*** SUPPLIED MATERIAL ***

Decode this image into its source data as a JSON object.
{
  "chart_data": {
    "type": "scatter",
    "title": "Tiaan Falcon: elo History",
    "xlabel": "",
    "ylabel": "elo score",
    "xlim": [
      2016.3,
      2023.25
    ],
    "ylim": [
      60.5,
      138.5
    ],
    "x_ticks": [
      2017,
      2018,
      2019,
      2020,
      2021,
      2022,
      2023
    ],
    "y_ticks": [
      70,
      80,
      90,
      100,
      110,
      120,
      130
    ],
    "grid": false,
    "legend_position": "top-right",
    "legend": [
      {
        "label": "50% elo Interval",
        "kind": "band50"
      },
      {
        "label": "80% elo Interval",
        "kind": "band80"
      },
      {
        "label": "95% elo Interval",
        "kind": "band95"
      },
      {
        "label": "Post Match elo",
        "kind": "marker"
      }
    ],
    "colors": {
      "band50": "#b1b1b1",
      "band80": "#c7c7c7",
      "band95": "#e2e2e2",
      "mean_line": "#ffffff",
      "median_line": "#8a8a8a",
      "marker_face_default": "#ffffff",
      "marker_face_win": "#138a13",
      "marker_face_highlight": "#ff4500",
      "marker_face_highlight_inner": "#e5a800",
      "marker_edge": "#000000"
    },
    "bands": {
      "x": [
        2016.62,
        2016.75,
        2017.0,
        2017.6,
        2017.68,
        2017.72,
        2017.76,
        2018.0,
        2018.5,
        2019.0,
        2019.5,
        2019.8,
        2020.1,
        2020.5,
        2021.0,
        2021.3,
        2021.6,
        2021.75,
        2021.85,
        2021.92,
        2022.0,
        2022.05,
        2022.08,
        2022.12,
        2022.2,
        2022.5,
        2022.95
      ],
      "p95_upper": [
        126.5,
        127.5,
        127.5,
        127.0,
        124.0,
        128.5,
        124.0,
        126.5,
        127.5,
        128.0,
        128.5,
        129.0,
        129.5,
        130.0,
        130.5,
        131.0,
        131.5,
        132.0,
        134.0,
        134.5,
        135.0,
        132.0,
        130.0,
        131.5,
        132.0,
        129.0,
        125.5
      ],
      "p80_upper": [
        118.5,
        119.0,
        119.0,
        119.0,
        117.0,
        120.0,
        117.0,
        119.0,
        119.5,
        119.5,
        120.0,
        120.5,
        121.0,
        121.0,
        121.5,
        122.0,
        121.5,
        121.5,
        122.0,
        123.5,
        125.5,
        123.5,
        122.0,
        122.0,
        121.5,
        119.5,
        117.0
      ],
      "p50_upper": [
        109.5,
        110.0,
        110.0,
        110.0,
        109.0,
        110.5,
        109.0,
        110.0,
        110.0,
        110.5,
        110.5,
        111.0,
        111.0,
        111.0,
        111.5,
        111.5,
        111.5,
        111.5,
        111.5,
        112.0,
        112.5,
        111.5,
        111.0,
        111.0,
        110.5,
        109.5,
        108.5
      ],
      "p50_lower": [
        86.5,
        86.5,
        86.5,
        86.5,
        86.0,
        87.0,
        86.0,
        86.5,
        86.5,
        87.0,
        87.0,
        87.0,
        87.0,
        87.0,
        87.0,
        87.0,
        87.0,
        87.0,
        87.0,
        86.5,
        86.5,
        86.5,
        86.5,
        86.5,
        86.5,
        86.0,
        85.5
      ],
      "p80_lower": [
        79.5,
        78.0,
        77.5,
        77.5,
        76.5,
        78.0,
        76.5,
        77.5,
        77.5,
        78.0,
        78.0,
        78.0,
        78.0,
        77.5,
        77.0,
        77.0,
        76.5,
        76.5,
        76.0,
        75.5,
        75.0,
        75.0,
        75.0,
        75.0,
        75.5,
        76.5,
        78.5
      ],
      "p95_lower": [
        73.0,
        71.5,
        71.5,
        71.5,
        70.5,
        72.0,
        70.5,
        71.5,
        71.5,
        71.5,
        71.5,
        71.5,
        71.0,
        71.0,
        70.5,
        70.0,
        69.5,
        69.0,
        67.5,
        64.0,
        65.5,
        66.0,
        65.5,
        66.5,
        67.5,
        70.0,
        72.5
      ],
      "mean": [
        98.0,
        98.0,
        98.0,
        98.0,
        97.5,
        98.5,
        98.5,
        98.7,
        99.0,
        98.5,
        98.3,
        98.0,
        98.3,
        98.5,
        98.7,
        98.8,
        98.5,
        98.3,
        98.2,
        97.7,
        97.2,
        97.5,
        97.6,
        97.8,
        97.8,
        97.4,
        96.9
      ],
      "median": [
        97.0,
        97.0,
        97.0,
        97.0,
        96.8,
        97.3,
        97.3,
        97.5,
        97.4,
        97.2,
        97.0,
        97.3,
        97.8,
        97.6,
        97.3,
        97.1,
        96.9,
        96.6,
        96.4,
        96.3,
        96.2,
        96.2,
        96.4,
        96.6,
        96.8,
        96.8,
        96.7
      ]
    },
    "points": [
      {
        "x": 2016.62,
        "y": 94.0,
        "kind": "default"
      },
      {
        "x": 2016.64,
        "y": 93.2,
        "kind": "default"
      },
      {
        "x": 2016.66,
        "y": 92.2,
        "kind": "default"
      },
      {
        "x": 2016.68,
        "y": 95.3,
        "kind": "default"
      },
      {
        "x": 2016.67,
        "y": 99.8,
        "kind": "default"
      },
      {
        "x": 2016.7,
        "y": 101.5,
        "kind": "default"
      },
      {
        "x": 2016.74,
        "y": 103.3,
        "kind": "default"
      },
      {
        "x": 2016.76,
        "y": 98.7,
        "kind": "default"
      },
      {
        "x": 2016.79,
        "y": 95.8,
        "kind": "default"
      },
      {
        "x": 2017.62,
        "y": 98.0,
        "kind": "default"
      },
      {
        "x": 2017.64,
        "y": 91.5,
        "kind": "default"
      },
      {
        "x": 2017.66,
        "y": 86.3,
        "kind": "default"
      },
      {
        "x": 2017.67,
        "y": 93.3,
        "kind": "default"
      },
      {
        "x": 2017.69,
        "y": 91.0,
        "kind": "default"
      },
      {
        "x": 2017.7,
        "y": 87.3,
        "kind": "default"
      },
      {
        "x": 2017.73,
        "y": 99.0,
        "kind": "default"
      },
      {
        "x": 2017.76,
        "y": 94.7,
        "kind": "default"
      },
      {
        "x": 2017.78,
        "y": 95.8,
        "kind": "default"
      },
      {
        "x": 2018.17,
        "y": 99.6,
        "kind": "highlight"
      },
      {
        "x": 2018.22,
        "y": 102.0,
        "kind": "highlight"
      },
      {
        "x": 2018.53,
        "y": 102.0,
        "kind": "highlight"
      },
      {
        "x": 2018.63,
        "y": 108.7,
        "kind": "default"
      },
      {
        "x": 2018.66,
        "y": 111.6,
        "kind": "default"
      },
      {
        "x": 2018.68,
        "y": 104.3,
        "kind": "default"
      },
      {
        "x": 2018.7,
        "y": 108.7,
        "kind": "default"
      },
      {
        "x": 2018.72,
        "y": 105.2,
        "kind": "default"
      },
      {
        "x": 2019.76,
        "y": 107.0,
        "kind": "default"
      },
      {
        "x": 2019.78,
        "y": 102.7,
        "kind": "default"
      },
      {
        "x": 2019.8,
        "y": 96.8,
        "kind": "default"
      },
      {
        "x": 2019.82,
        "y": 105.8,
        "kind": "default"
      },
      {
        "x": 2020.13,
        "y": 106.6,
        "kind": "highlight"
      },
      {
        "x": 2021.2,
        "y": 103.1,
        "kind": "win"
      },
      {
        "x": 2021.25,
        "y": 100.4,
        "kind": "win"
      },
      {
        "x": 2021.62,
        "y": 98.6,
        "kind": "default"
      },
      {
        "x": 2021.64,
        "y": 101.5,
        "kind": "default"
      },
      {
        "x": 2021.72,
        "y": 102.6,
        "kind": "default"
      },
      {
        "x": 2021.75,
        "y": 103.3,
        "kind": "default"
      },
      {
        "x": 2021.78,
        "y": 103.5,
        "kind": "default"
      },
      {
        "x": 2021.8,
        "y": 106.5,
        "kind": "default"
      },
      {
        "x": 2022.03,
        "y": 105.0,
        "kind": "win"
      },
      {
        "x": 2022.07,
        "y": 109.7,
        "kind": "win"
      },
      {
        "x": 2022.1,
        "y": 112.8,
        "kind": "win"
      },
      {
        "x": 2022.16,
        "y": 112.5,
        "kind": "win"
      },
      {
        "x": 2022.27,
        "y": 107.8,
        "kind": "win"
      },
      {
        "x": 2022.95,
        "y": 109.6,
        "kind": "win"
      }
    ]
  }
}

***

» **TASK DIRECTIONS**
Pick every line with "ffffff" in it and copy it.

» **RESULT FOR THIS TASK**
      "mean_line": "#ffffff",
      "marker_face_default": "#ffffff",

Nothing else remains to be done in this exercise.